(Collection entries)
┏━━

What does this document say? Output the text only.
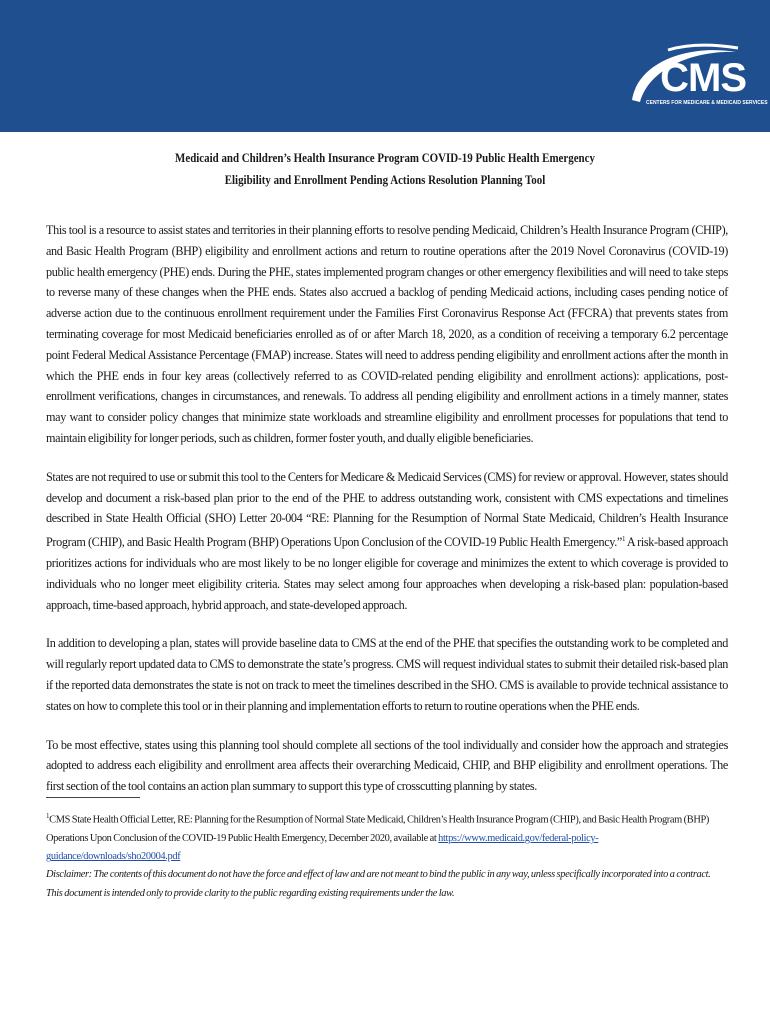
CMS
CENTERS FOR MEDICARE & MEDICAID SERVICES
Medicaid and Children’s Health Insurance Program COVID-19 Public Health Emergency
Eligibility and Enrollment Pending Actions Resolution Planning Tool

This tool is a resource to assist states and territories in their planning efforts to resolve pending Medicaid, Children’s Health Insurance Program (CHIP), and Basic Health Program (BHP) eligibility and enrollment actions and return to routine operations after the 2019 Novel Coronavirus (COVID-19) public health emergency (PHE) ends. During the PHE, states implemented program changes or other emergency flexibilities and will need to take steps to reverse many of these changes when the PHE ends. States also accrued a backlog of pending Medicaid actions, including cases pending notice of adverse action due to the continuous enrollment requirement under the Families First Coronavirus Response Act (FFCRA) that prevents states from terminating coverage for most Medicaid beneficiaries enrolled as of or after March 18, 2020, as a condition of receiving a temporary 6.2 percentage point Federal Medical Assistance Percentage (FMAP) increase. States will need to address pending eligibility and enrollment actions after the month in which the PHE ends in four key areas (collectively referred to as COVID-related pending eligibility and enrollment actions): applications, post-enrollment verifications, changes in circumstances, and renewals. To address all pending eligibility and enrollment actions in a timely manner, states may want to consider policy changes that minimize state workloads and streamline eligibility and enrollment processes for populations that tend to maintain eligibility for longer periods, such as children, former foster youth, and dually eligible beneficiaries.

States are not required to use or submit this tool to the Centers for Medicare & Medicaid Services (CMS) for review or approval. However, states should develop and document a risk-based plan prior to the end of the PHE to address outstanding work, consistent with CMS expectations and timelines described in State Health Official (SHO) Letter 20-004 “RE: Planning for the Resumption of Normal State Medicaid, Children’s Health Insurance Program (CHIP), and Basic Health Program (BHP) Operations Upon Conclusion of the COVID-19 Public Health Emergency.”$^1$ A risk-based approach prioritizes actions for individuals who are most likely to be no longer eligible for coverage and minimizes the extent to which coverage is provided to individuals who no longer meet eligibility criteria. States may select among four approaches when developing a risk-based plan: population-based approach, time-based approach, hybrid approach, and state-developed approach.

In addition to developing a plan, states will provide baseline data to CMS at the end of the PHE that specifies the outstanding work to be completed and will regularly report updated data to CMS to demonstrate the state’s progress. CMS will request individual states to submit their detailed risk-based plan if the reported data demonstrates the state is not on track to meet the timelines described in the SHO. CMS is available to provide technical assistance to states on how to complete this tool or in their planning and implementation efforts to return to routine operations when the PHE ends.

To be most effective, states using this planning tool should complete all sections of the tool individually and consider how the approach and strategies adopted to address each eligibility and enrollment area affects their overarching Medicaid, CHIP, and BHP eligibility and enrollment operations. The first section of the tool contains an action plan summary to support this type of crosscutting planning by states.

$^1$CMS State Health Official Letter, RE: Planning for the Resumption of Normal State Medicaid, Children’s Health Insurance Program (CHIP), and Basic Health Program (BHP) Operations Upon Conclusion of the COVID-19 Public Health Emergency, December 2020, available at https://www.medicaid.gov/federal-policy-guidance/downloads/sho20004.pdf
Disclaimer: The contents of this document do not have the force and effect of law and are not meant to bind the public in any way, unless specifically incorporated into a contract. This document is intended only to provide clarity to the public regarding existing requirements under the law.
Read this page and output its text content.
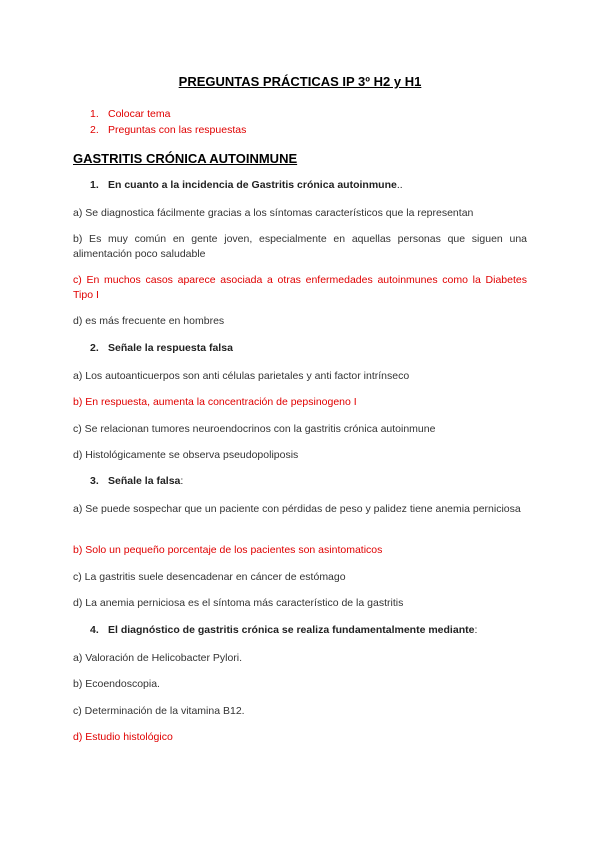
PREGUNTAS PRÁCTICAS IP 3º H2 y H1
1. Colocar tema
2. Preguntas con las respuestas
GASTRITIS CRÓNICA AUTOINMUNE
1. En cuanto a la incidencia de Gastritis crónica autoinmune..
a) Se diagnostica fácilmente gracias a los síntomas característicos que la representan
b) Es muy común en gente joven, especialmente en aquellas personas que siguen una alimentación poco saludable
c) En muchos casos aparece asociada a otras enfermedades autoinmunes como la Diabetes Tipo I
d) es más frecuente en hombres
2. Señale la respuesta falsa
a) Los autoanticuerpos son anti células parietales y anti factor intrínseco
b) En respuesta, aumenta la concentración de pepsinogeno I
c) Se relacionan tumores neuroendocrinos con la gastritis crónica autoinmune
d) Histológicamente se observa pseudopoliposis
3. Señale la falsa:
a) Se puede sospechar que un paciente con pérdidas de peso y palidez tiene anemia perniciosa
b) Solo un pequeño porcentaje de los pacientes son asintomaticos
c) La gastritis suele desencadenar en cáncer de estómago
d) La anemia perniciosa es el síntoma más característico de la gastritis
4. El diagnóstico de gastritis crónica se realiza fundamentalmente mediante:
a) Valoración de Helicobacter Pylori.
b) Ecoendoscopia.
c) Determinación de la vitamina B12.
d) Estudio histológico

┗━━

Assigned task: Return, from the data, each line where the string "available" occurs.

Solution below:
In addition to developing a plan, states will provide baseline data to CMS at the end of the PHE that specifies the outstanding work to be completed and will regularly report updated data to CMS to demonstrate the state’s progress. CMS will request individual states to submit their detailed risk-based plan if the reported data demonstrates the state is not on track to meet the timelines described in the SHO. CMS is available to provide technical assistance to states on how to complete this tool or in their planning and implementation efforts to return to routine operations when the PHE ends.
$^1$CMS State Health Official Letter, RE: Planning for the Resumption of Normal State Medicaid, Children’s Health Insurance Program (CHIP), and Basic Health Program (BHP) Operations Upon Conclusion of the COVID-19 Public Health Emergency, December 2020, available at https://www.medicaid.gov/federal-policy-guidance/downloads/sho20004.pdf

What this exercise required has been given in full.